Stored data:
------------------------------
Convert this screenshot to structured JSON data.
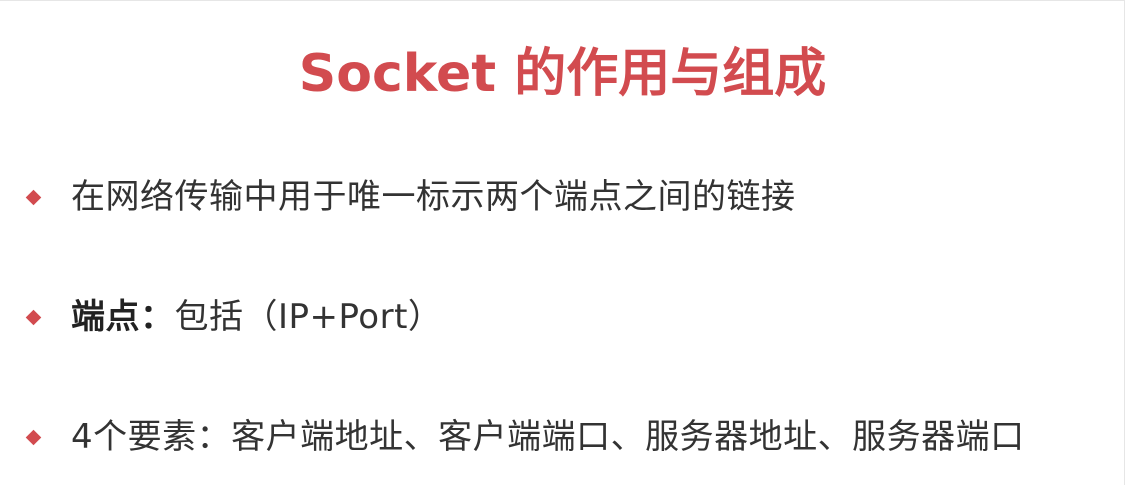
{
  "title": "Socket 的作用与组成",
  "bullets": [
    {
      "text": "在网络传输中用于唯一标示两个端点之间的链接"
    },
    {
      "label": "端点：",
      "text": "包括（IP+Port）"
    },
    {
      "text": "4个要素：客户端地址、客户端端口、服务器地址、服务器端口"
    }
  ],
  "colors": {
    "accent": "#d24b4f",
    "text": "#333333",
    "background": "#ffffff"
  },
  "icons": {
    "bullet": "diamond-bullet-icon"
  }
}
------------------------------
■ **Exercise details**: Omit the pictures, and quote the material above exactly as given.

■ **Exercise response**:
Convert this screenshot to structured JSON data.
{
  "title": "Socket 的作用与组成",
  "bullets": [
    {
      "text": "在网络传输中用于唯一标示两个端点之间的链接"
    },
    {
      "label": "端点：",
      "text": "包括（IP+Port）"
    },
    {
      "text": "4个要素：客户端地址、客户端端口、服务器地址、服务器端口"
    }
  ],
  "colors": {
    "accent": "#d24b4f",
    "text": "#333333",
    "background": "#ffffff"
  },
  "icons": {
    "bullet": "diamond-bullet-icon"
  }
}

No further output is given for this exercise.